* Start DATA PROVIDED *

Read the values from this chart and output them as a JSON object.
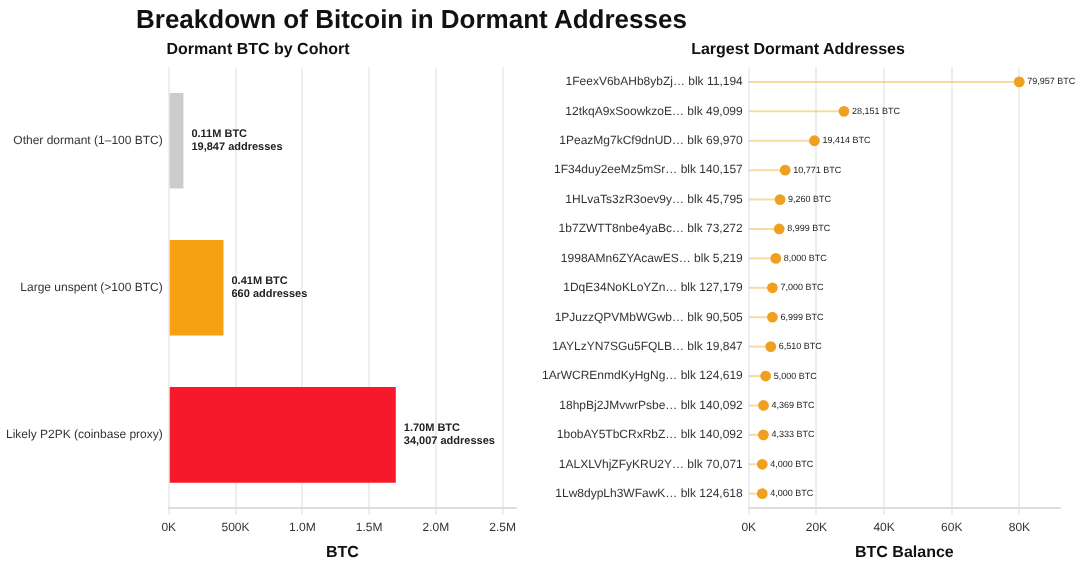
{
  "chart_data": [
    {
      "type": "bar",
      "orientation": "horizontal",
      "title": "Breakdown of Bitcoin in Dormant Addresses",
      "subtitle": "Dormant BTC by Cohort",
      "xlabel": "BTC",
      "categories": [
        "Other dormant (1–100 BTC)",
        "Large unspent (>100 BTC)",
        "Likely P2PK (coinbase proxy)"
      ],
      "values": [
        110000,
        410000,
        1700000
      ],
      "colors": [
        "#cccccc",
        "#f7a012",
        "#f5192b"
      ],
      "value_labels": [
        "0.11M BTC\n19,847 addresses",
        "0.41M BTC\n660 addresses",
        "1.70M BTC\n34,007 addresses"
      ],
      "xlim": [
        0,
        2600000
      ],
      "xticks": [
        {
          "value": 0,
          "label": "0K"
        },
        {
          "value": 500000,
          "label": "500K"
        },
        {
          "value": 1000000,
          "label": "1.0M"
        },
        {
          "value": 1500000,
          "label": "1.5M"
        },
        {
          "value": 2000000,
          "label": "2.0M"
        },
        {
          "value": 2500000,
          "label": "2.5M"
        }
      ],
      "grid": "x",
      "legend": false
    },
    {
      "type": "lollipop",
      "orientation": "horizontal",
      "title": "Largest Dormant Addresses",
      "xlabel": "BTC Balance",
      "color": "#f0a020",
      "categories": [
        "1FeexV6bAHb8ybZj… blk 11,194",
        "12tkqA9xSoowkzoE… blk 49,099",
        "1PeazMg7kCf9dnUD… blk 69,970",
        "1F34duy2eeMz5mSr… blk 140,157",
        "1HLvaTs3zR3oev9y… blk 45,795",
        "1b7ZWTT8nbe4yaBc… blk 73,272",
        "1998AMn6ZYAcawES… blk 5,219",
        "1DqE34NoKLoYZn… blk 127,179",
        "1PJuzzQPVMbWGwb… blk 90,505",
        "1AYLzYN7SGu5FQLB… blk 19,847",
        "1ArWCREnmdKyHgNg… blk 124,619",
        "18hpBj2JMvwrPsbe… blk 140,092",
        "1bobAY5TbCRxRbZ… blk 140,092",
        "1ALXLVhjZFyKRU2Y… blk 70,071",
        "1Lw8dypLh3WFawK… blk 124,618"
      ],
      "values": [
        79957,
        28151,
        19414,
        10771,
        9260,
        8999,
        8000,
        7000,
        6999,
        6510,
        5000,
        4369,
        4333,
        4000,
        4000
      ],
      "value_labels": [
        "79,957 BTC",
        "28,151 BTC",
        "19,414 BTC",
        "10,771 BTC",
        "9,260 BTC",
        "8,999 BTC",
        "8,000 BTC",
        "7,000 BTC",
        "6,999 BTC",
        "6,510 BTC",
        "5,000 BTC",
        "4,369 BTC",
        "4,333 BTC",
        "4,000 BTC",
        "4,000 BTC"
      ],
      "xlim": [
        0,
        92000
      ],
      "xticks": [
        {
          "value": 0,
          "label": "0K"
        },
        {
          "value": 20000,
          "label": "20K"
        },
        {
          "value": 40000,
          "label": "40K"
        },
        {
          "value": 60000,
          "label": "60K"
        },
        {
          "value": 80000,
          "label": "80K"
        }
      ],
      "grid": "x",
      "legend": false,
      "marker": "circle"
    }
  ]
}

* End DATA PROVIDED *

--- GIVEN TASK ---
All records above are to be printed exactly, minus the pictures they contain.

--- CORRECT OUTPUT ---
Read the values from this chart and output them as a JSON object.
{
  "chart_data": [
    {
      "type": "bar",
      "orientation": "horizontal",
      "title": "Breakdown of Bitcoin in Dormant Addresses",
      "subtitle": "Dormant BTC by Cohort",
      "xlabel": "BTC",
      "categories": [
        "Other dormant (1–100 BTC)",
        "Large unspent (>100 BTC)",
        "Likely P2PK (coinbase proxy)"
      ],
      "values": [
        110000,
        410000,
        1700000
      ],
      "colors": [
        "#cccccc",
        "#f7a012",
        "#f5192b"
      ],
      "value_labels": [
        "0.11M BTC\n19,847 addresses",
        "0.41M BTC\n660 addresses",
        "1.70M BTC\n34,007 addresses"
      ],
      "xlim": [
        0,
        2600000
      ],
      "xticks": [
        {
          "value": 0,
          "label": "0K"
        },
        {
          "value": 500000,
          "label": "500K"
        },
        {
          "value": 1000000,
          "label": "1.0M"
        },
        {
          "value": 1500000,
          "label": "1.5M"
        },
        {
          "value": 2000000,
          "label": "2.0M"
        },
        {
          "value": 2500000,
          "label": "2.5M"
        }
      ],
      "grid": "x",
      "legend": false
    },
    {
      "type": "lollipop",
      "orientation": "horizontal",
      "title": "Largest Dormant Addresses",
      "xlabel": "BTC Balance",
      "color": "#f0a020",
      "categories": [
        "1FeexV6bAHb8ybZj… blk 11,194",
        "12tkqA9xSoowkzoE… blk 49,099",
        "1PeazMg7kCf9dnUD… blk 69,970",
        "1F34duy2eeMz5mSr… blk 140,157",
        "1HLvaTs3zR3oev9y… blk 45,795",
        "1b7ZWTT8nbe4yaBc… blk 73,272",
        "1998AMn6ZYAcawES… blk 5,219",
        "1DqE34NoKLoYZn… blk 127,179",
        "1PJuzzQPVMbWGwb… blk 90,505",
        "1AYLzYN7SGu5FQLB… blk 19,847",
        "1ArWCREnmdKyHgNg… blk 124,619",
        "18hpBj2JMvwrPsbe… blk 140,092",
        "1bobAY5TbCRxRbZ… blk 140,092",
        "1ALXLVhjZFyKRU2Y… blk 70,071",
        "1Lw8dypLh3WFawK… blk 124,618"
      ],
      "values": [
        79957,
        28151,
        19414,
        10771,
        9260,
        8999,
        8000,
        7000,
        6999,
        6510,
        5000,
        4369,
        4333,
        4000,
        4000
      ],
      "value_labels": [
        "79,957 BTC",
        "28,151 BTC",
        "19,414 BTC",
        "10,771 BTC",
        "9,260 BTC",
        "8,999 BTC",
        "8,000 BTC",
        "7,000 BTC",
        "6,999 BTC",
        "6,510 BTC",
        "5,000 BTC",
        "4,369 BTC",
        "4,333 BTC",
        "4,000 BTC",
        "4,000 BTC"
      ],
      "xlim": [
        0,
        92000
      ],
      "xticks": [
        {
          "value": 0,
          "label": "0K"
        },
        {
          "value": 20000,
          "label": "20K"
        },
        {
          "value": 40000,
          "label": "40K"
        },
        {
          "value": 60000,
          "label": "60K"
        },
        {
          "value": 80000,
          "label": "80K"
        }
      ],
      "grid": "x",
      "legend": false,
      "marker": "circle"
    }
  ]
}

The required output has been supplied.